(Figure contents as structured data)
★ ★ ★ ★

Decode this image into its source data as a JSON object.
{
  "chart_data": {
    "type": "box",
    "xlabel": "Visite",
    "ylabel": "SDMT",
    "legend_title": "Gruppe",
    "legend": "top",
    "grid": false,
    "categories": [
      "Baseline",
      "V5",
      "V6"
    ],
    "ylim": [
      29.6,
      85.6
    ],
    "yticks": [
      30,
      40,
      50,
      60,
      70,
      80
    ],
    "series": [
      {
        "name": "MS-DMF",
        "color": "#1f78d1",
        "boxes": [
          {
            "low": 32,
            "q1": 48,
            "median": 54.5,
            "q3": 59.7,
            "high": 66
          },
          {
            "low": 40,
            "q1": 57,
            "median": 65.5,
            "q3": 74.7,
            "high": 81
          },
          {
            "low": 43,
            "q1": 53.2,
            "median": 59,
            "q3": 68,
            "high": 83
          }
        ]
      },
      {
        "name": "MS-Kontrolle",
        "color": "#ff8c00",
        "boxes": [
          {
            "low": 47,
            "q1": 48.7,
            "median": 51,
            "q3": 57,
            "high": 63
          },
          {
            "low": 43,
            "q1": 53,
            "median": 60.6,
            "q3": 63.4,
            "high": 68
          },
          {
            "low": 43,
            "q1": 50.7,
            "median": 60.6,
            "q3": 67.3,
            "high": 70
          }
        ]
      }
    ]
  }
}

★ ★ ★ ★

PROBLEM DESCRIPTION » Retype all the material above precisely, with no line left out.

FINAL RESULT »
Decode this image into its source data as a JSON object.
{
  "chart_data": {
    "type": "box",
    "xlabel": "Visite",
    "ylabel": "SDMT",
    "legend_title": "Gruppe",
    "legend": "top",
    "grid": false,
    "categories": [
      "Baseline",
      "V5",
      "V6"
    ],
    "ylim": [
      29.6,
      85.6
    ],
    "yticks": [
      30,
      40,
      50,
      60,
      70,
      80
    ],
    "series": [
      {
        "name": "MS-DMF",
        "color": "#1f78d1",
        "boxes": [
          {
            "low": 32,
            "q1": 48,
            "median": 54.5,
            "q3": 59.7,
            "high": 66
          },
          {
            "low": 40,
            "q1": 57,
            "median": 65.5,
            "q3": 74.7,
            "high": 81
          },
          {
            "low": 43,
            "q1": 53.2,
            "median": 59,
            "q3": 68,
            "high": 83
          }
        ]
      },
      {
        "name": "MS-Kontrolle",
        "color": "#ff8c00",
        "boxes": [
          {
            "low": 47,
            "q1": 48.7,
            "median": 51,
            "q3": 57,
            "high": 63
          },
          {
            "low": 43,
            "q1": 53,
            "median": 60.6,
            "q3": 63.4,
            "high": 68
          },
          {
            "low": 43,
            "q1": 50.7,
            "median": 60.6,
            "q3": 67.3,
            "high": 70
          }
        ]
      }
    ]
  }
}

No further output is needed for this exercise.